* START Dataset rows *
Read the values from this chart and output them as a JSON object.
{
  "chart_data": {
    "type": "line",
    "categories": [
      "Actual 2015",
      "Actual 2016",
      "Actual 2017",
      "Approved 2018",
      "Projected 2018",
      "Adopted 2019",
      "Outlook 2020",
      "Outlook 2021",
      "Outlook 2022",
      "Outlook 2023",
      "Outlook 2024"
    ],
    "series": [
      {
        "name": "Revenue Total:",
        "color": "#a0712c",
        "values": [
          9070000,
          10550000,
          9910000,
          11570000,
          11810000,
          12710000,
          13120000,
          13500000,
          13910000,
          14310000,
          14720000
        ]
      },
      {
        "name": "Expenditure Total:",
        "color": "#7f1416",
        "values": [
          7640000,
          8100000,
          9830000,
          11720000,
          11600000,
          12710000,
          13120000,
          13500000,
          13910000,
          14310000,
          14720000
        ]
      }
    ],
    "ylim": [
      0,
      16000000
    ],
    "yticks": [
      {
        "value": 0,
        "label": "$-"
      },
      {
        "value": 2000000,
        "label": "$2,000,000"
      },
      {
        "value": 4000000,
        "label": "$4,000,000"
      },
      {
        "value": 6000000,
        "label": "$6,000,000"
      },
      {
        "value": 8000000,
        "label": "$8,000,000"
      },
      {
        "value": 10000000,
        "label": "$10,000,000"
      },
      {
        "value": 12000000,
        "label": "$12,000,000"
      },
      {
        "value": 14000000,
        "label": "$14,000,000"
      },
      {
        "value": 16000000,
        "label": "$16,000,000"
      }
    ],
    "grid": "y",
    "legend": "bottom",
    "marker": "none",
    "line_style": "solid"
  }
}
* END Dataset rows *
#### [Goal]
All of the entries above must be quoted exactly.

#### [The reply]
Read the values from this chart and output them as a JSON object.
{
  "chart_data": {
    "type": "line",
    "categories": [
      "Actual 2015",
      "Actual 2016",
      "Actual 2017",
      "Approved 2018",
      "Projected 2018",
      "Adopted 2019",
      "Outlook 2020",
      "Outlook 2021",
      "Outlook 2022",
      "Outlook 2023",
      "Outlook 2024"
    ],
    "series": [
      {
        "name": "Revenue Total:",
        "color": "#a0712c",
        "values": [
          9070000,
          10550000,
          9910000,
          11570000,
          11810000,
          12710000,
          13120000,
          13500000,
          13910000,
          14310000,
          14720000
        ]
      },
      {
        "name": "Expenditure Total:",
        "color": "#7f1416",
        "values": [
          7640000,
          8100000,
          9830000,
          11720000,
          11600000,
          12710000,
          13120000,
          13500000,
          13910000,
          14310000,
          14720000
        ]
      }
    ],
    "ylim": [
      0,
      16000000
    ],
    "yticks": [
      {
        "value": 0,
        "label": "$-"
      },
      {
        "value": 2000000,
        "label": "$2,000,000"
      },
      {
        "value": 4000000,
        "label": "$4,000,000"
      },
      {
        "value": 6000000,
        "label": "$6,000,000"
      },
      {
        "value": 8000000,
        "label": "$8,000,000"
      },
      {
        "value": 10000000,
        "label": "$10,000,000"
      },
      {
        "value": 12000000,
        "label": "$12,000,000"
      },
      {
        "value": 14000000,
        "label": "$14,000,000"
      },
      {
        "value": 16000000,
        "label": "$16,000,000"
      }
    ],
    "grid": "y",
    "legend": "bottom",
    "marker": "none",
    "line_style": "solid"
  }
}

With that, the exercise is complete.